• [Records for the task]
——

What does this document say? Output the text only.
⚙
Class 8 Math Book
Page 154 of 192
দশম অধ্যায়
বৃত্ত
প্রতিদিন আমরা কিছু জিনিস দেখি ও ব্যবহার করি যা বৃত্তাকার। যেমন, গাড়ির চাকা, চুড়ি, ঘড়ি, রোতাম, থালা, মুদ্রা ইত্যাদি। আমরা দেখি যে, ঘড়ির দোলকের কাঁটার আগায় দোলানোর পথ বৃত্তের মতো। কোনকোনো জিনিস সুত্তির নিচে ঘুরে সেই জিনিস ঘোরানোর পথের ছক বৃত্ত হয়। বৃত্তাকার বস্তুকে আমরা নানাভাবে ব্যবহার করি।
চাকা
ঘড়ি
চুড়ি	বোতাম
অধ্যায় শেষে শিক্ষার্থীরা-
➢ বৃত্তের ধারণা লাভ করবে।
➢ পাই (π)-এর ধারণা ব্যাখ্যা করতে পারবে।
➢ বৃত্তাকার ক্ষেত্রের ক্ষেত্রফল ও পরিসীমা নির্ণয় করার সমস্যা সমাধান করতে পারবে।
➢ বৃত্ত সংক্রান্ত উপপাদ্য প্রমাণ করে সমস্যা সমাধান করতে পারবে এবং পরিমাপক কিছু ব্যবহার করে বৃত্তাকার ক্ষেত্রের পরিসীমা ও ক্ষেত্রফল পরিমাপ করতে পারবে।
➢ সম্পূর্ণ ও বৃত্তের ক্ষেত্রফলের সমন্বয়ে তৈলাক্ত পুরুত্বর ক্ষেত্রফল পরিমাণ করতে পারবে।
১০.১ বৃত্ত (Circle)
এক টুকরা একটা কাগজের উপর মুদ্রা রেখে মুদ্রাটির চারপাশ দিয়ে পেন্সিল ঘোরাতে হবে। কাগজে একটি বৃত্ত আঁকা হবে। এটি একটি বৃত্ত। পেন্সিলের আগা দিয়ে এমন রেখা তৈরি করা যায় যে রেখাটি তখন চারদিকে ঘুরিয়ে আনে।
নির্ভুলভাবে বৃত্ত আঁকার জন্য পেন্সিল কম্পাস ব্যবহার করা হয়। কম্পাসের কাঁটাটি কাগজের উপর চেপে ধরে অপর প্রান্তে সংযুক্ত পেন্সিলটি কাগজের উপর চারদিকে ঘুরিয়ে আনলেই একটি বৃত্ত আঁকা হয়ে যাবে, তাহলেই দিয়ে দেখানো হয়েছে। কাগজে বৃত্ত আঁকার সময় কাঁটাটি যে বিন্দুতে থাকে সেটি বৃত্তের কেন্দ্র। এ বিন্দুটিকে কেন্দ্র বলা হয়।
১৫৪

——

• [Short problem]
Your task is to reproduce all of the records exactly.

• [Worked solution]
What does this document say? Output the text only.
⚙
Class 8 Math Book
Page 154 of 192
দশম অধ্যায়
বৃত্ত
প্রতিদিন আমরা কিছু জিনিস দেখি ও ব্যবহার করি যা বৃত্তাকার। যেমন, গাড়ির চাকা, চুড়ি, ঘড়ি, রোতাম, থালা, মুদ্রা ইত্যাদি। আমরা দেখি যে, ঘড়ির দোলকের কাঁটার আগায় দোলানোর পথ বৃত্তের মতো। কোনকোনো জিনিস সুত্তির নিচে ঘুরে সেই জিনিস ঘোরানোর পথের ছক বৃত্ত হয়। বৃত্তাকার বস্তুকে আমরা নানাভাবে ব্যবহার করি।
চাকা
ঘড়ি
চুড়ি	বোতাম
অধ্যায় শেষে শিক্ষার্থীরা-
➢ বৃত্তের ধারণা লাভ করবে।
➢ পাই (π)-এর ধারণা ব্যাখ্যা করতে পারবে।
➢ বৃত্তাকার ক্ষেত্রের ক্ষেত্রফল ও পরিসীমা নির্ণয় করার সমস্যা সমাধান করতে পারবে।
➢ বৃত্ত সংক্রান্ত উপপাদ্য প্রমাণ করে সমস্যা সমাধান করতে পারবে এবং পরিমাপক কিছু ব্যবহার করে বৃত্তাকার ক্ষেত্রের পরিসীমা ও ক্ষেত্রফল পরিমাপ করতে পারবে।
➢ সম্পূর্ণ ও বৃত্তের ক্ষেত্রফলের সমন্বয়ে তৈলাক্ত পুরুত্বর ক্ষেত্রফল পরিমাণ করতে পারবে।
১০.১ বৃত্ত (Circle)
এক টুকরা একটা কাগজের উপর মুদ্রা রেখে মুদ্রাটির চারপাশ দিয়ে পেন্সিল ঘোরাতে হবে। কাগজে একটি বৃত্ত আঁকা হবে। এটি একটি বৃত্ত। পেন্সিলের আগা দিয়ে এমন রেখা তৈরি করা যায় যে রেখাটি তখন চারদিকে ঘুরিয়ে আনে।
নির্ভুলভাবে বৃত্ত আঁকার জন্য পেন্সিল কম্পাস ব্যবহার করা হয়। কম্পাসের কাঁটাটি কাগজের উপর চেপে ধরে অপর প্রান্তে সংযুক্ত পেন্সিলটি কাগজের উপর চারদিকে ঘুরিয়ে আনলেই একটি বৃত্ত আঁকা হয়ে যাবে, তাহলেই দিয়ে দেখানো হয়েছে। কাগজে বৃত্ত আঁকার সময় কাঁটাটি যে বিন্দুতে থাকে সেটি বৃত্তের কেন্দ্র। এ বিন্দুটিকে কেন্দ্র বলা হয়।
১৫৪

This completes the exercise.